§ PROBLEM STATEMENT
In the entries, find all lines that hold the word "niet" and copy them.
::: RECORD LIST :::
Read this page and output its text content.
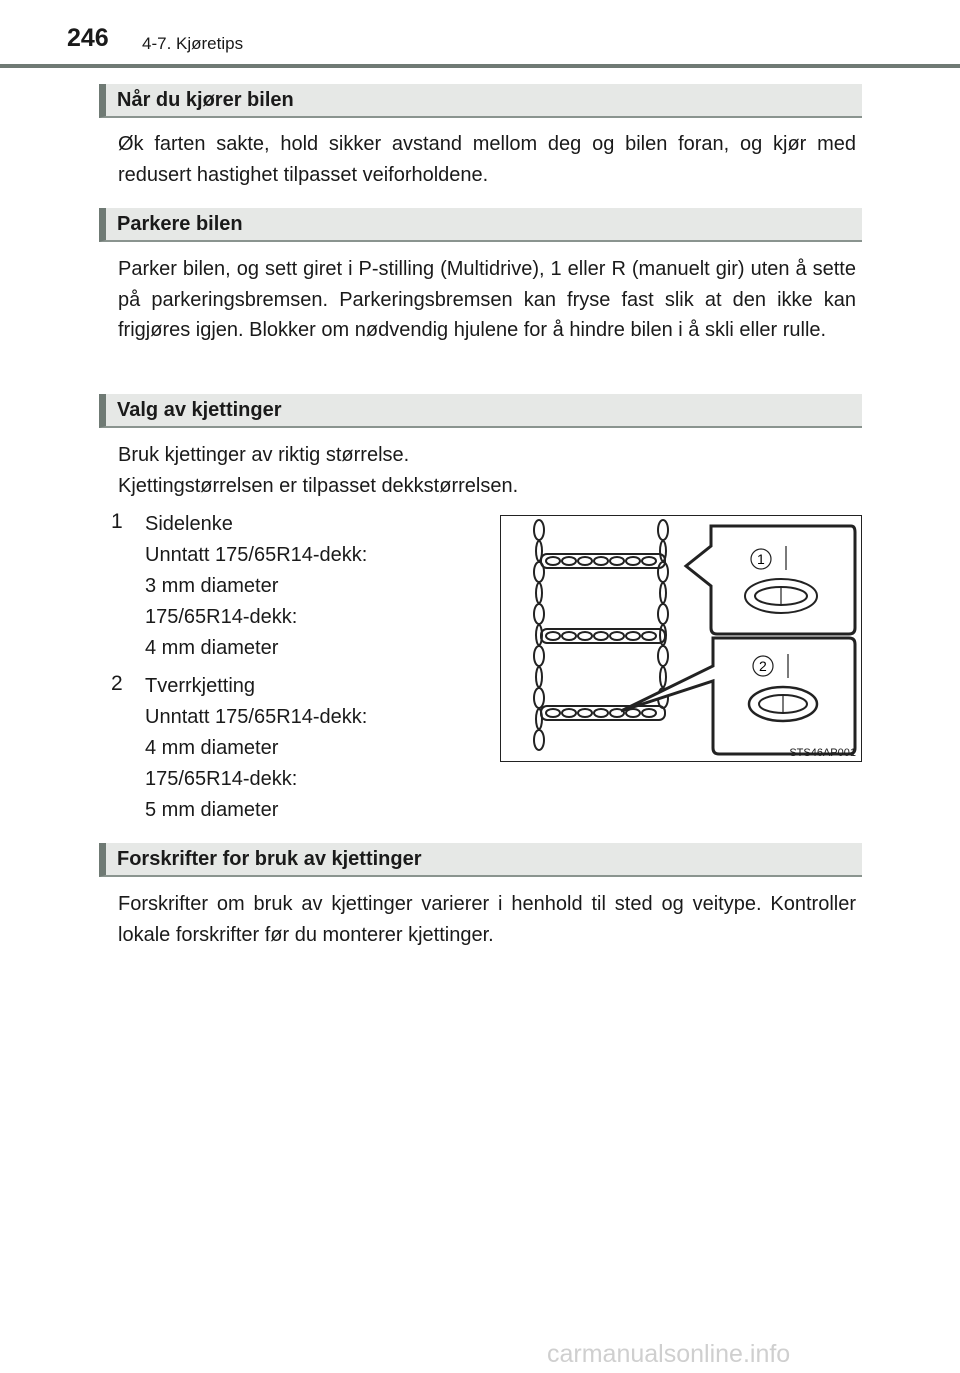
246 4-7. Kjøretips
Når du kjører bilen
Øk farten sakte, hold sikker avstand mellom deg og bilen foran, og kjør med redusert hastighet tilpasset veiforholdene.
Parkere bilen
Parker bilen, og sett giret i P-stilling (Multidrive), 1 eller R (manuelt gir) uten å sette på parkeringsbremsen. Parkeringsbremsen kan fryse fast slik at den ikke kan frigjøres igjen. Blokker om nødvendig hjulene for å hindre bilen i å skli eller rulle.
Valg av kjettinger
Bruk kjettinger av riktig størrelse.
Kjettingstørrelsen er tilpasset dekkstørrelsen.
1 Sidelenke
Unntatt 175/65R14-dekk:
3 mm diameter
175/65R14-dekk:
4 mm diameter
2 Tverrkjetting
Unntatt 175/65R14-dekk:
4 mm diameter
175/65R14-dekk:
5 mm diameter
1
2
STS46AP001
Forskrifter for bruk av kjettinger
Forskrifter om bruk av kjettinger varierer i henhold til sted og veitype. Kontroller lokale forskrifter før du monterer kjettinger.
carmanualsonline.info
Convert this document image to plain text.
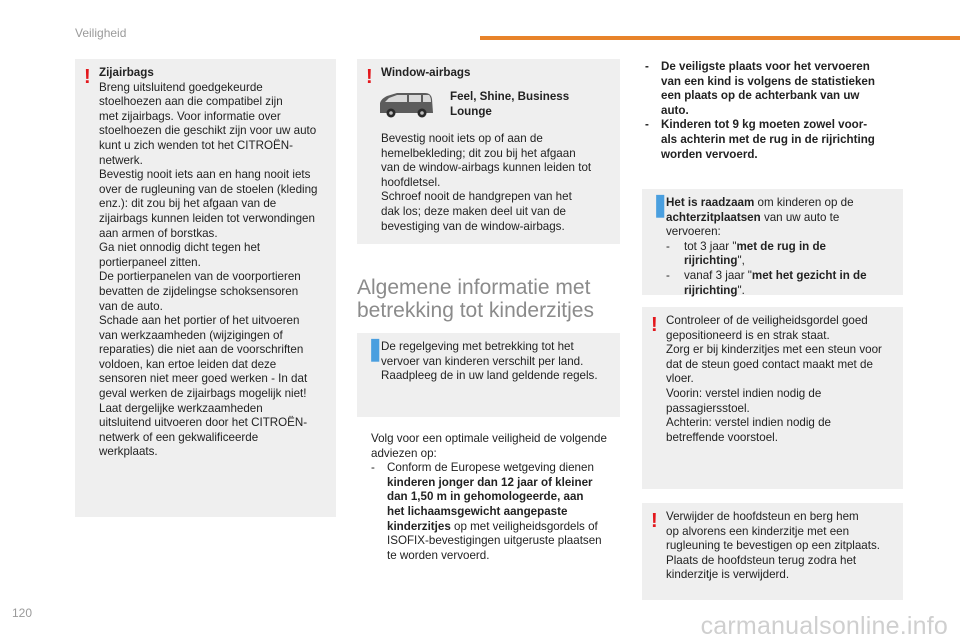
Veiligheid
! Zijairbags
Breng uitsluitend goedgekeurde
stoelhoezen aan die compatibel zijn
met zijairbags. Voor informatie over
stoelhoezen die geschikt zijn voor uw auto
kunt u zich wenden tot het CITROËN-
netwerk.
Bevestig nooit iets aan en hang nooit iets
over de rugleuning van de stoelen (kleding
enz.): dit zou bij het afgaan van de
zijairbags kunnen leiden tot verwondingen
aan armen of borstkas.
Ga niet onnodig dicht tegen het
portierpaneel zitten.
De portierpanelen van de voorportieren
bevatten de zijdelingse schoksensoren
van de auto.
Schade aan het portier of het uitvoeren
van werkzaamheden (wijzigingen of
reparaties) die niet aan de voorschriften
voldoen, kan ertoe leiden dat deze
sensoren niet meer goed werken - In dat
geval werken de zijairbags mogelijk niet!
Laat dergelijke werkzaamheden
uitsluitend uitvoeren door het CITROËN-
netwerk of een gekwalificeerde
werkplaats.
! Window-airbags
Feel, Shine, Business
Lounge
Bevestig nooit iets op of aan de
hemelbekleding; dit zou bij het afgaan
van de window-airbags kunnen leiden tot
hoofdletsel.
Schroef nooit de handgrepen van het
dak los; deze maken deel uit van de
bevestiging van de window-airbags.
Algemene informatie met
betrekking tot kinderzitjes
❚
De regelgeving met betrekking tot het
vervoer van kinderen verschilt per land.
Raadpleeg de in uw land geldende regels.
Volg voor een optimale veiligheid de volgende
adviezen op:
- Conform de Europese wetgeving dienen
kinderen jonger dan 12 jaar of kleiner
dan 1,50 m in gehomologeerde, aan
het lichaamsgewicht aangepaste
kinderzitjes op met veiligheidsgordels of
ISOFIX-bevestigingen uitgeruste plaatsen
te worden vervoerd.
- De veiligste plaats voor het vervoeren
van een kind is volgens de statistieken
een plaats op de achterbank van uw
auto.
- Kinderen tot 9 kg moeten zowel voor-
als achterin met de rug in de rijrichting
worden vervoerd.
❚
Het is raadzaam om kinderen op de
achterzitplaatsen van uw auto te
vervoeren:
- tot 3 jaar "met de rug in de
rijrichting",
- vanaf 3 jaar "met het gezicht in de
rijrichting".
! Controleer of de veiligheidsgordel goed
gepositioneerd is en strak staat.
Zorg er bij kinderzitjes met een steun voor
dat de steun goed contact maakt met de
vloer.
Voorin: verstel indien nodig de
passagiersstoel.
Achterin: verstel indien nodig de
betreffende voorstoel.
! Verwijder de hoofdsteun en berg hem
op alvorens een kinderzitje met een
rugleuning te bevestigen op een zitplaats.
Plaats de hoofdsteun terug zodra het
kinderzitje is verwijderd.
120	carmanualsonline.info
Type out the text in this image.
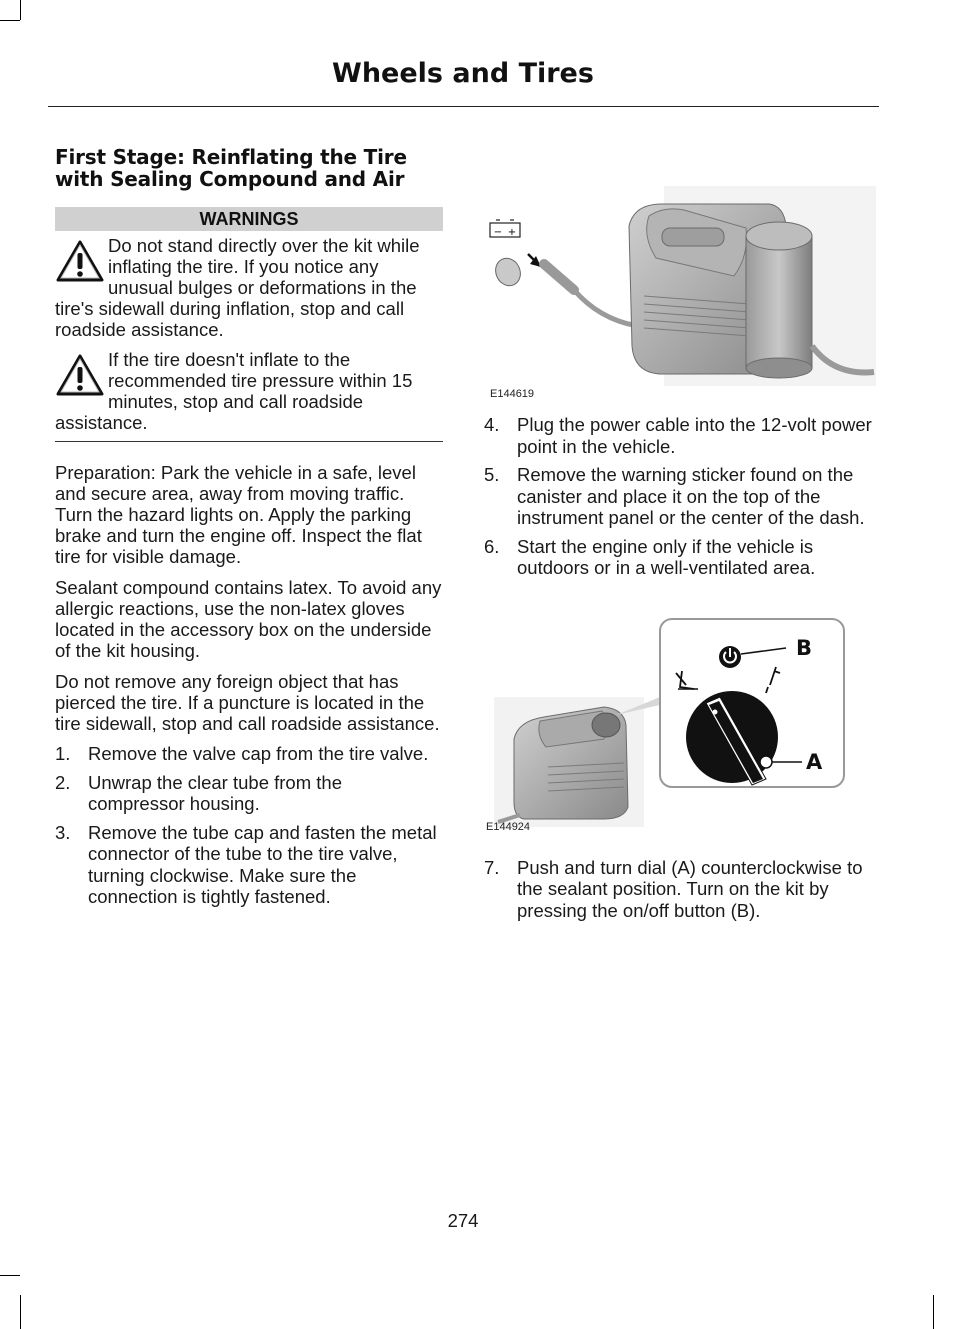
Wheels and Tires
First Stage: Reinflating the Tire with Sealing Compound and Air
WARNINGS
Do not stand directly over the kit while inflating the tire. If you notice any unusual bulges or deformations in the tire's sidewall during inflation, stop and call roadside assistance.
If the tire doesn't inflate to the recommended tire pressure within 15 minutes, stop and call roadside assistance.

Preparation: Park the vehicle in a safe, level and secure area, away from moving traffic. Turn the hazard lights on. Apply the parking brake and turn the engine off. Inspect the flat tire for visible damage.

Sealant compound contains latex. To avoid any allergic reactions, use the non-latex gloves located in the accessory box on the underside of the kit housing.

Do not remove any foreign object that has pierced the tire. If a puncture is located in the tire sidewall, stop and call roadside assistance.

1. Remove the valve cap from the tire valve.
2. Unwrap the clear tube from the compressor housing.
3. Remove the tube cap and fasten the metal connector of the tube to the tire valve, turning clockwise. Make sure the connection is tightly fastened.
− +
E144619
4. Plug the power cable into the 12-volt power point in the vehicle.
5. Remove the warning sticker found on the canister and place it on the top of the instrument panel or the center of the dash.
6. Start the engine only if the vehicle is outdoors or in a well-ventilated area.
B
A
E144924
7. Push and turn dial (A) counterclockwise to the sealant position. Turn on the kit by pressing the on/off button (B).
274
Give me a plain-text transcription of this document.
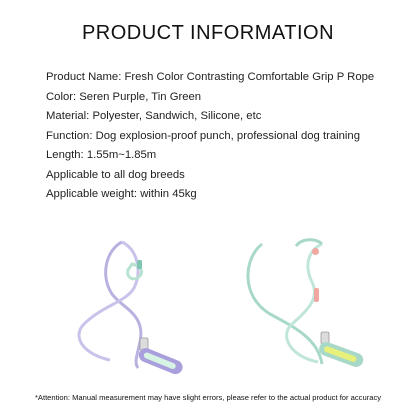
PRODUCT INFORMATION
Product Name: Fresh Color Contrasting Comfortable Grip P Rope
Color: Seren Purple, Tin Green
Material: Polyester, Sandwich, Silicone, etc
Function: Dog explosion-proof punch, professional dog training
Length: 1.55m~1.85m
Applicable to all dog breeds
Applicable weight: within 45kg
*Attention: Manual measurement may have slight errors, please refer to the actual product for accuracy
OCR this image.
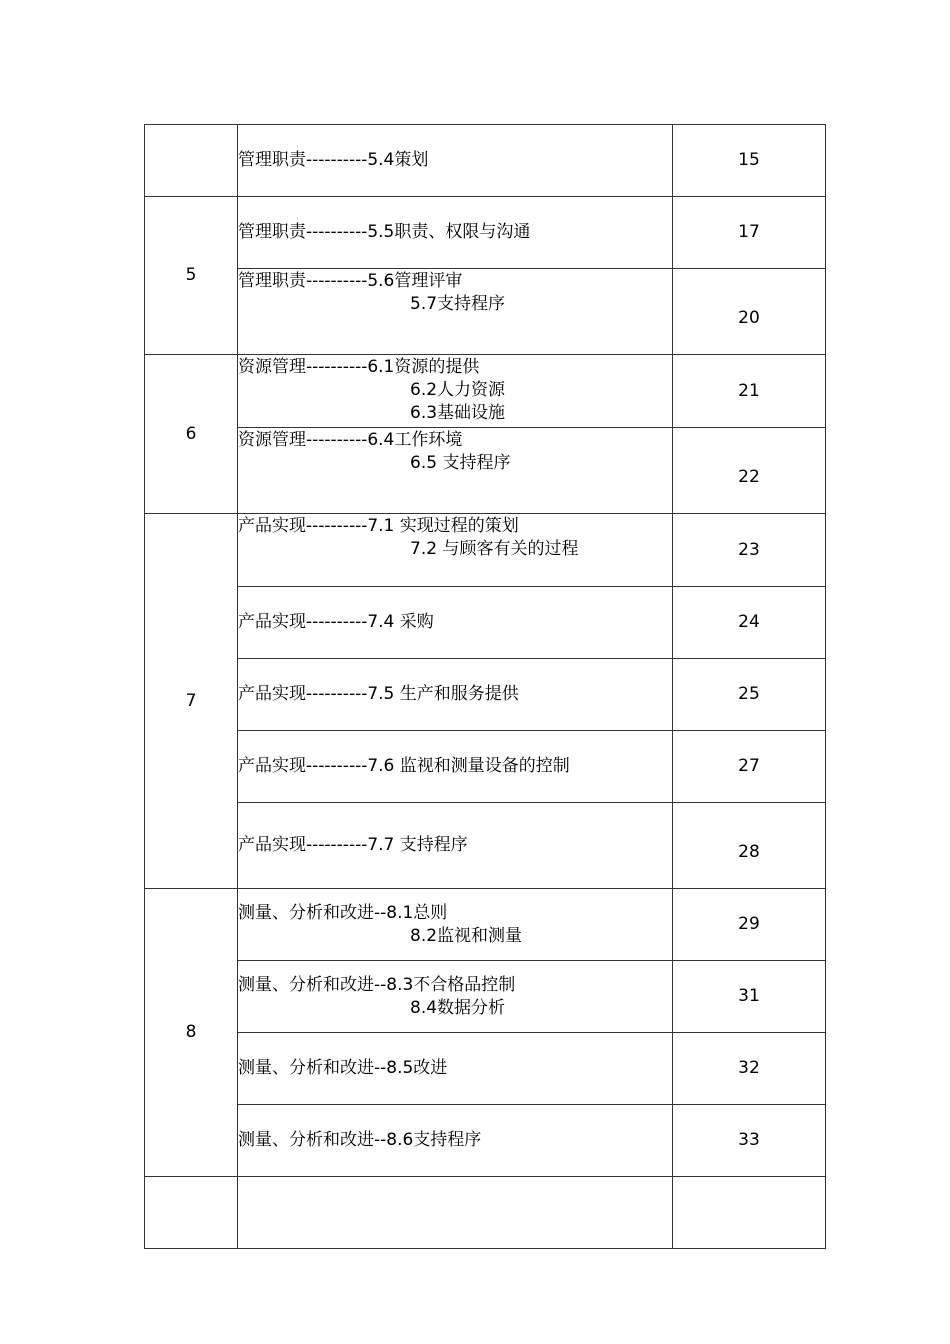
	管理职责----------5.4策划	15
5	管理职责----------5.5职责、权限与沟通	17

	管理职责----------5.6管理评审
5.7支持程序	20
6	资源管理----------6.1资源的提供
6.2人力资源
6.3基础设施	21

	资源管理----------6.4工作环境
6.5 支持程序	22
7	产品实现----------7.1 实现过程的策划
7.2 与顾客有关的过程	23

	产品实现----------7.4 采购	24

	产品实现----------7.5 生产和服务提供	25

	产品实现----------7.6 监视和测量设备的控制	27

	产品实现----------7.7 支持程序	28
8	测量、分析和改进--8.1总则
8.2监视和测量	29

	测量、分析和改进--8.3不合格品控制
8.4数据分析	31

	测量、分析和改进--8.5改进	32

	测量、分析和改进--8.6支持程序	33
:::
§ ANSWER IN FULL
Ga niet onnodig dicht tegen het
reparaties) die niet aan de voorschriften
sensoren niet meer goed werken - In dat
geval werken de zijairbags mogelijk niet!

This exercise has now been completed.